:: Exercise requirements ::
Copy each line below in which the string "likes" occurs.

--- START OF The data ---

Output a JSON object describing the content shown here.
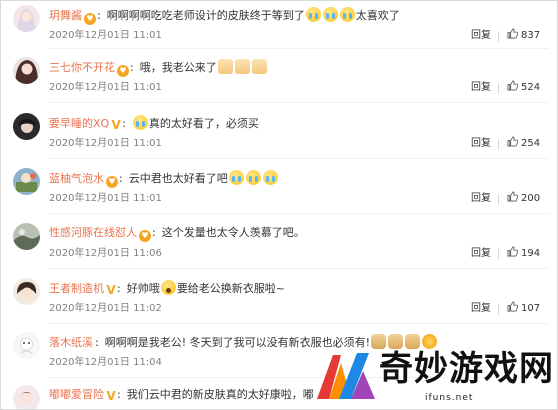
{
  "colors": {
    "username": "#eb7350",
    "badge": "#f5a623",
    "meta": "#808080"
  },
  "comments": [
    {
      "user": "玥舞酱",
      "badge": "heart",
      "text": "啊啊啊啊吃吃老师设计的皮肤终于等到了",
      "emoji_after": [
        "cry",
        "cry",
        "cry"
      ],
      "text2": "太喜欢了",
      "time": "2020年12月01日 11:01",
      "reply": "回复",
      "likes": "837"
    },
    {
      "user": "三七你不开花",
      "badge": "heart",
      "text": "哦，我老公来了",
      "emoji_after": [
        "cat",
        "cat",
        "cat"
      ],
      "text2": "",
      "time": "2020年12月01日 11:01",
      "reply": "回复",
      "likes": "524"
    },
    {
      "user": "要早睡的XQ",
      "badge": "v",
      "text": "",
      "emoji_before": [
        "cry"
      ],
      "text2": "真的太好看了，必须买",
      "time": "2020年12月01日 11:01",
      "reply": "回复",
      "likes": "254"
    },
    {
      "user": "蓝柚气泡水",
      "badge": "heart",
      "text": "云中君也太好看了吧",
      "emoji_after": [
        "cry",
        "cry",
        "cry"
      ],
      "text2": "",
      "time": "2020年12月01日 11:01",
      "reply": "回复",
      "likes": "200"
    },
    {
      "user": "性感河豚在线怼人",
      "badge": "heart",
      "text": "这个发量也太令人羡慕了吧。",
      "emoji_after": [],
      "text2": "",
      "time": "2020年12月01日 11:06",
      "reply": "回复",
      "likes": "194"
    },
    {
      "user": "王者制造机",
      "badge": "v",
      "text": "好帅哦",
      "emoji_after": [
        "shock"
      ],
      "text2": "要给老公换新衣服啦~",
      "time": "2020年12月01日 11:02",
      "reply": "回复",
      "likes": "107"
    },
    {
      "user": "落木纸溪",
      "badge": "",
      "text": "啊啊啊是我老公! 冬天到了我可以没有新衣服也必须有!",
      "emoji_after": [
        "dog",
        "dog",
        "dog",
        "sun"
      ],
      "text2": "",
      "time": "2020年12月01日 11:04",
      "reply": "",
      "likes": ""
    },
    {
      "user": "嘟嘟爱冒险",
      "badge": "v",
      "text": "我们云中君的新皮肤真的太好康啦，嘟",
      "emoji_after": [],
      "text2": "",
      "time": "",
      "reply": "",
      "likes": ""
    }
  ],
  "watermark": {
    "title": "奇妙游戏网",
    "url": "ifuns.net"
  }
}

--- END OF The data ---

:: Completed task ::
      "likes": "837"
      "likes": "524"
      "likes": "254"
      "likes": "200"
      "likes": "194"
      "likes": "107"
      "likes": ""
      "likes": ""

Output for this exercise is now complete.